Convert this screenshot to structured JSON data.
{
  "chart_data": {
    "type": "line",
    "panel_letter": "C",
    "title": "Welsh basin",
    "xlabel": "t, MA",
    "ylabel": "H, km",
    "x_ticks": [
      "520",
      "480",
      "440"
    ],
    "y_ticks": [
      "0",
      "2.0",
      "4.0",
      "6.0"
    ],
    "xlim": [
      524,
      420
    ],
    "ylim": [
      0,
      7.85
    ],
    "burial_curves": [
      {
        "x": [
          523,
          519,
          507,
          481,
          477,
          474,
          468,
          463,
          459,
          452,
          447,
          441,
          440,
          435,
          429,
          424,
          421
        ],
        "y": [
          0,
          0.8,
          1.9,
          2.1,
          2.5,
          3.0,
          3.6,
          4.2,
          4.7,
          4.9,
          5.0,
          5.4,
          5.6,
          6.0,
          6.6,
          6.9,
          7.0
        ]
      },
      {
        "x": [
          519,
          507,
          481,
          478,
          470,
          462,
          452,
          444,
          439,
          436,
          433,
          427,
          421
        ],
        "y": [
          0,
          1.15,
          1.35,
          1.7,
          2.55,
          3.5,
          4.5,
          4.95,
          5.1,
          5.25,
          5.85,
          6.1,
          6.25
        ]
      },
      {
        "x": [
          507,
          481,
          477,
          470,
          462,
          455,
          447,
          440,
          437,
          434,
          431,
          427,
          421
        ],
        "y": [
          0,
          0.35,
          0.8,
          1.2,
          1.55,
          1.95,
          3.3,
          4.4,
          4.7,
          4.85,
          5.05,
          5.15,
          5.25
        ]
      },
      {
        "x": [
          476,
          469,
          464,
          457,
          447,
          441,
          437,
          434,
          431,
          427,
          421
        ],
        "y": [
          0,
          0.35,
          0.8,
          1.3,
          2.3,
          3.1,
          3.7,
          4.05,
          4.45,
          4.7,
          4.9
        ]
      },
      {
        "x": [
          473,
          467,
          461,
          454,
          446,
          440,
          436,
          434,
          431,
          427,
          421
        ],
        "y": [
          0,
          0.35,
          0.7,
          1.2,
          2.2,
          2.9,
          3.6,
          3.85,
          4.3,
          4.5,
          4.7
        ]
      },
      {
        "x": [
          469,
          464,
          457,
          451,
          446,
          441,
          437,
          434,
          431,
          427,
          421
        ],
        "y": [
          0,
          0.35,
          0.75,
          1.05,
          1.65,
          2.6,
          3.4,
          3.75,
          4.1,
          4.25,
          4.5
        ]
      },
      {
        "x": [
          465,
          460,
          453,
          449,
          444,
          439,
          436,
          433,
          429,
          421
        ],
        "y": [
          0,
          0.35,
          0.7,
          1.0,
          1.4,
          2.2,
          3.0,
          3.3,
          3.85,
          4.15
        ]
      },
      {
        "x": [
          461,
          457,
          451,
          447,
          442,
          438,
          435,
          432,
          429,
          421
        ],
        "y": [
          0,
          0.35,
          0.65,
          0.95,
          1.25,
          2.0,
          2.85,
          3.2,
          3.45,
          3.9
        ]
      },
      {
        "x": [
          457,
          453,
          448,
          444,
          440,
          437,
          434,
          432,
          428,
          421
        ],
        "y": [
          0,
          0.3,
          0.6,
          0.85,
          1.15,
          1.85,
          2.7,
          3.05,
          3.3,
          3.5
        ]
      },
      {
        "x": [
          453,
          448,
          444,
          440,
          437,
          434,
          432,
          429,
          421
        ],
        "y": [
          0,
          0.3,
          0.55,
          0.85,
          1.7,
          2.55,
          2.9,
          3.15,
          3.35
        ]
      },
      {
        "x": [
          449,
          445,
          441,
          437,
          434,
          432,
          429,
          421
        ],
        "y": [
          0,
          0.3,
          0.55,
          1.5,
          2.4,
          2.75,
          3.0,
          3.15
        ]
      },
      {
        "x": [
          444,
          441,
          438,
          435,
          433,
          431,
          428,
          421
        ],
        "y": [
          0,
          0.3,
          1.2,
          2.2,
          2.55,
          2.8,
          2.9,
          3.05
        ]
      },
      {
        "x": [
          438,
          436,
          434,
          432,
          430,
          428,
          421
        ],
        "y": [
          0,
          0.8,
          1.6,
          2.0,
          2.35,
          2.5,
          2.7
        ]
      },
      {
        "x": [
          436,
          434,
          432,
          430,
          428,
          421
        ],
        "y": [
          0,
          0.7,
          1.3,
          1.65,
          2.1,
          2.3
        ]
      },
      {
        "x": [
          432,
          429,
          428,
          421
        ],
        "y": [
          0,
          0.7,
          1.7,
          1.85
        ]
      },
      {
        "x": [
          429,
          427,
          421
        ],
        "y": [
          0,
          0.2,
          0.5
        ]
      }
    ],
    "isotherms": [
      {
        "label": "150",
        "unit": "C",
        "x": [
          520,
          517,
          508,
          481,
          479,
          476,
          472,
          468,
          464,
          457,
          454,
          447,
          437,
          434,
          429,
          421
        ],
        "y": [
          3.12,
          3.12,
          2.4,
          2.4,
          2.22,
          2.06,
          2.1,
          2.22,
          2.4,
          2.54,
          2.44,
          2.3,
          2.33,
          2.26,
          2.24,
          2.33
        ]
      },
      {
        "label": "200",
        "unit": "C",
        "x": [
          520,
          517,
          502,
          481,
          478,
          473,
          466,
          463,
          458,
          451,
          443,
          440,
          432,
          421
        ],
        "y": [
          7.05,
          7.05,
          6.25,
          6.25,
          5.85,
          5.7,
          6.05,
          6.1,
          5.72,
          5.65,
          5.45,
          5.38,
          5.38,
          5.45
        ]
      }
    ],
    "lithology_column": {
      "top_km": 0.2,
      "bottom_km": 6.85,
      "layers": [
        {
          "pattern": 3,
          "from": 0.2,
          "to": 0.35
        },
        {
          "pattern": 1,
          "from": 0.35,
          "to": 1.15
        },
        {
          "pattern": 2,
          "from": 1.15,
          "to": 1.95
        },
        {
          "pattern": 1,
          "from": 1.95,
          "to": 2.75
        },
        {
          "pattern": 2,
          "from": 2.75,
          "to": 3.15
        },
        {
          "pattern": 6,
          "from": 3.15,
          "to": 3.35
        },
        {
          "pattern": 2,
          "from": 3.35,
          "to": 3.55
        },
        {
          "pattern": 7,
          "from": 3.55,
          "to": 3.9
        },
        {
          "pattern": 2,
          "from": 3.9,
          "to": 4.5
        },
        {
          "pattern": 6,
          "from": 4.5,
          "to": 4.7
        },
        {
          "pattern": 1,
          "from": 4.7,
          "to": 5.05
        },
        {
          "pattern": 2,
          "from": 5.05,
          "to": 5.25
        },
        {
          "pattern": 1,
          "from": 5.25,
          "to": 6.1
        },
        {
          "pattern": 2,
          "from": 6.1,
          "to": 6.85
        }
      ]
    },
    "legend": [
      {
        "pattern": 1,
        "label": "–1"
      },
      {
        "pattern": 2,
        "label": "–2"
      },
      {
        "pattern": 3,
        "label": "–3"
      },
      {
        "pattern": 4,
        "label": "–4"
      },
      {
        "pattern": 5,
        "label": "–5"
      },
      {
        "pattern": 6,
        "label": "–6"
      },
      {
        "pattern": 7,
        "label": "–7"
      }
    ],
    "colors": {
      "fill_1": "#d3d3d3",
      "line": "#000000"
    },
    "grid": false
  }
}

════════════════════

■ Aim: Take the entries above and transcribe them exactly.

■ Right answer:
Convert this screenshot to structured JSON data.
{
  "chart_data": {
    "type": "line",
    "panel_letter": "C",
    "title": "Welsh basin",
    "xlabel": "t, MA",
    "ylabel": "H, km",
    "x_ticks": [
      "520",
      "480",
      "440"
    ],
    "y_ticks": [
      "0",
      "2.0",
      "4.0",
      "6.0"
    ],
    "xlim": [
      524,
      420
    ],
    "ylim": [
      0,
      7.85
    ],
    "burial_curves": [
      {
        "x": [
          523,
          519,
          507,
          481,
          477,
          474,
          468,
          463,
          459,
          452,
          447,
          441,
          440,
          435,
          429,
          424,
          421
        ],
        "y": [
          0,
          0.8,
          1.9,
          2.1,
          2.5,
          3.0,
          3.6,
          4.2,
          4.7,
          4.9,
          5.0,
          5.4,
          5.6,
          6.0,
          6.6,
          6.9,
          7.0
        ]
      },
      {
        "x": [
          519,
          507,
          481,
          478,
          470,
          462,
          452,
          444,
          439,
          436,
          433,
          427,
          421
        ],
        "y": [
          0,
          1.15,
          1.35,
          1.7,
          2.55,
          3.5,
          4.5,
          4.95,
          5.1,
          5.25,
          5.85,
          6.1,
          6.25
        ]
      },
      {
        "x": [
          507,
          481,
          477,
          470,
          462,
          455,
          447,
          440,
          437,
          434,
          431,
          427,
          421
        ],
        "y": [
          0,
          0.35,
          0.8,
          1.2,
          1.55,
          1.95,
          3.3,
          4.4,
          4.7,
          4.85,
          5.05,
          5.15,
          5.25
        ]
      },
      {
        "x": [
          476,
          469,
          464,
          457,
          447,
          441,
          437,
          434,
          431,
          427,
          421
        ],
        "y": [
          0,
          0.35,
          0.8,
          1.3,
          2.3,
          3.1,
          3.7,
          4.05,
          4.45,
          4.7,
          4.9
        ]
      },
      {
        "x": [
          473,
          467,
          461,
          454,
          446,
          440,
          436,
          434,
          431,
          427,
          421
        ],
        "y": [
          0,
          0.35,
          0.7,
          1.2,
          2.2,
          2.9,
          3.6,
          3.85,
          4.3,
          4.5,
          4.7
        ]
      },
      {
        "x": [
          469,
          464,
          457,
          451,
          446,
          441,
          437,
          434,
          431,
          427,
          421
        ],
        "y": [
          0,
          0.35,
          0.75,
          1.05,
          1.65,
          2.6,
          3.4,
          3.75,
          4.1,
          4.25,
          4.5
        ]
      },
      {
        "x": [
          465,
          460,
          453,
          449,
          444,
          439,
          436,
          433,
          429,
          421
        ],
        "y": [
          0,
          0.35,
          0.7,
          1.0,
          1.4,
          2.2,
          3.0,
          3.3,
          3.85,
          4.15
        ]
      },
      {
        "x": [
          461,
          457,
          451,
          447,
          442,
          438,
          435,
          432,
          429,
          421
        ],
        "y": [
          0,
          0.35,
          0.65,
          0.95,
          1.25,
          2.0,
          2.85,
          3.2,
          3.45,
          3.9
        ]
      },
      {
        "x": [
          457,
          453,
          448,
          444,
          440,
          437,
          434,
          432,
          428,
          421
        ],
        "y": [
          0,
          0.3,
          0.6,
          0.85,
          1.15,
          1.85,
          2.7,
          3.05,
          3.3,
          3.5
        ]
      },
      {
        "x": [
          453,
          448,
          444,
          440,
          437,
          434,
          432,
          429,
          421
        ],
        "y": [
          0,
          0.3,
          0.55,
          0.85,
          1.7,
          2.55,
          2.9,
          3.15,
          3.35
        ]
      },
      {
        "x": [
          449,
          445,
          441,
          437,
          434,
          432,
          429,
          421
        ],
        "y": [
          0,
          0.3,
          0.55,
          1.5,
          2.4,
          2.75,
          3.0,
          3.15
        ]
      },
      {
        "x": [
          444,
          441,
          438,
          435,
          433,
          431,
          428,
          421
        ],
        "y": [
          0,
          0.3,
          1.2,
          2.2,
          2.55,
          2.8,
          2.9,
          3.05
        ]
      },
      {
        "x": [
          438,
          436,
          434,
          432,
          430,
          428,
          421
        ],
        "y": [
          0,
          0.8,
          1.6,
          2.0,
          2.35,
          2.5,
          2.7
        ]
      },
      {
        "x": [
          436,
          434,
          432,
          430,
          428,
          421
        ],
        "y": [
          0,
          0.7,
          1.3,
          1.65,
          2.1,
          2.3
        ]
      },
      {
        "x": [
          432,
          429,
          428,
          421
        ],
        "y": [
          0,
          0.7,
          1.7,
          1.85
        ]
      },
      {
        "x": [
          429,
          427,
          421
        ],
        "y": [
          0,
          0.2,
          0.5
        ]
      }
    ],
    "isotherms": [
      {
        "label": "150",
        "unit": "C",
        "x": [
          520,
          517,
          508,
          481,
          479,
          476,
          472,
          468,
          464,
          457,
          454,
          447,
          437,
          434,
          429,
          421
        ],
        "y": [
          3.12,
          3.12,
          2.4,
          2.4,
          2.22,
          2.06,
          2.1,
          2.22,
          2.4,
          2.54,
          2.44,
          2.3,
          2.33,
          2.26,
          2.24,
          2.33
        ]
      },
      {
        "label": "200",
        "unit": "C",
        "x": [
          520,
          517,
          502,
          481,
          478,
          473,
          466,
          463,
          458,
          451,
          443,
          440,
          432,
          421
        ],
        "y": [
          7.05,
          7.05,
          6.25,
          6.25,
          5.85,
          5.7,
          6.05,
          6.1,
          5.72,
          5.65,
          5.45,
          5.38,
          5.38,
          5.45
        ]
      }
    ],
    "lithology_column": {
      "top_km": 0.2,
      "bottom_km": 6.85,
      "layers": [
        {
          "pattern": 3,
          "from": 0.2,
          "to": 0.35
        },
        {
          "pattern": 1,
          "from": 0.35,
          "to": 1.15
        },
        {
          "pattern": 2,
          "from": 1.15,
          "to": 1.95
        },
        {
          "pattern": 1,
          "from": 1.95,
          "to": 2.75
        },
        {
          "pattern": 2,
          "from": 2.75,
          "to": 3.15
        },
        {
          "pattern": 6,
          "from": 3.15,
          "to": 3.35
        },
        {
          "pattern": 2,
          "from": 3.35,
          "to": 3.55
        },
        {
          "pattern": 7,
          "from": 3.55,
          "to": 3.9
        },
        {
          "pattern": 2,
          "from": 3.9,
          "to": 4.5
        },
        {
          "pattern": 6,
          "from": 4.5,
          "to": 4.7
        },
        {
          "pattern": 1,
          "from": 4.7,
          "to": 5.05
        },
        {
          "pattern": 2,
          "from": 5.05,
          "to": 5.25
        },
        {
          "pattern": 1,
          "from": 5.25,
          "to": 6.1
        },
        {
          "pattern": 2,
          "from": 6.1,
          "to": 6.85
        }
      ]
    },
    "legend": [
      {
        "pattern": 1,
        "label": "–1"
      },
      {
        "pattern": 2,
        "label": "–2"
      },
      {
        "pattern": 3,
        "label": "–3"
      },
      {
        "pattern": 4,
        "label": "–4"
      },
      {
        "pattern": 5,
        "label": "–5"
      },
      {
        "pattern": 6,
        "label": "–6"
      },
      {
        "pattern": 7,
        "label": "–7"
      }
    ],
    "colors": {
      "fill_1": "#d3d3d3",
      "line": "#000000"
    },
    "grid": false
  }
}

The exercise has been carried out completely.